● Exercise details
Filter the records below for the word "December". Keep each line that has it.

#### Input material

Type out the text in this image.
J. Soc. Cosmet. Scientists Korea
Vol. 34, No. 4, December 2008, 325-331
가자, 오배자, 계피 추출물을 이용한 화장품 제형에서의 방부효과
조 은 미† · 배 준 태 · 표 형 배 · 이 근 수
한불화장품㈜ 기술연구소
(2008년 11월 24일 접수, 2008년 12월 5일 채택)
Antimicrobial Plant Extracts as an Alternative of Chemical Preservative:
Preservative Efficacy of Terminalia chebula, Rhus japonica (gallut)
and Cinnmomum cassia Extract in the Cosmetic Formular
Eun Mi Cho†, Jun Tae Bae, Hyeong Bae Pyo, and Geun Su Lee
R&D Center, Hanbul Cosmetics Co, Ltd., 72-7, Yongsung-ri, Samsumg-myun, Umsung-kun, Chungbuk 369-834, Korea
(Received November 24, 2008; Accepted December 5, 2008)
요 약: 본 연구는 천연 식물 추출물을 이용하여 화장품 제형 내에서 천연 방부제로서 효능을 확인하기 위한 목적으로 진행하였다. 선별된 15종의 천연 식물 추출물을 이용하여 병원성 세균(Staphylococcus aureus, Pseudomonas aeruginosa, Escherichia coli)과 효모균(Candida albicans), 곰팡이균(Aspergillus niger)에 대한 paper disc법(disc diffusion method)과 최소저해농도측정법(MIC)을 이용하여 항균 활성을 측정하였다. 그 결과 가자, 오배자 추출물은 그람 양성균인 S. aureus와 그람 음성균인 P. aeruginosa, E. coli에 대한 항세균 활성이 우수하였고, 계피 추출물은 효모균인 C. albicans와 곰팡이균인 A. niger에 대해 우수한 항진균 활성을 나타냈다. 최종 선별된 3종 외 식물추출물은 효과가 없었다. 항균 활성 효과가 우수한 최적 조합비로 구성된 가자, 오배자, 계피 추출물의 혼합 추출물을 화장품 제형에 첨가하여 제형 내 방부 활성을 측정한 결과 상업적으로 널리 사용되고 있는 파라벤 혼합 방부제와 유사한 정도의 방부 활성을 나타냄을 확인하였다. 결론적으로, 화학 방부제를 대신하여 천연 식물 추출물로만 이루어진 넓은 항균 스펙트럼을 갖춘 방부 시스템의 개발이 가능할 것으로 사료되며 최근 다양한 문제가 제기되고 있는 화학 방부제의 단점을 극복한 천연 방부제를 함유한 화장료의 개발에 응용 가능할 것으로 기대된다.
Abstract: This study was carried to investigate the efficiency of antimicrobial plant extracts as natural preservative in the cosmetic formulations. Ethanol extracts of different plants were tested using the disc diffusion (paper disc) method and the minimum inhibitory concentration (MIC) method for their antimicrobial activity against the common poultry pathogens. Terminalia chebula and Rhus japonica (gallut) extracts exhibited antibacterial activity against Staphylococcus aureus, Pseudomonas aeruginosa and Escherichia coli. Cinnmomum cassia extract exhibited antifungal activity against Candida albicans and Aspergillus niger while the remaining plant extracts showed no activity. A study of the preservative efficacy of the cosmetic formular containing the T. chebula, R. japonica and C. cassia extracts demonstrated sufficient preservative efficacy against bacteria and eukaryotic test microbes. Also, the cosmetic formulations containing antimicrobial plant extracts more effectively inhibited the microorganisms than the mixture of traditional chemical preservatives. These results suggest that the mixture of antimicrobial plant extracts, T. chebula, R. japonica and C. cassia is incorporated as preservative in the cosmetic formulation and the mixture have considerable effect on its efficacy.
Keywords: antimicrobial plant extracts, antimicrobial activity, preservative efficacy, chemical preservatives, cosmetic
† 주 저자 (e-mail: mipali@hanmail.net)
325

########

● Completed task
Vol. 34, No. 4, December 2008, 325-331
(Received November 24, 2008; Accepted December 5, 2008)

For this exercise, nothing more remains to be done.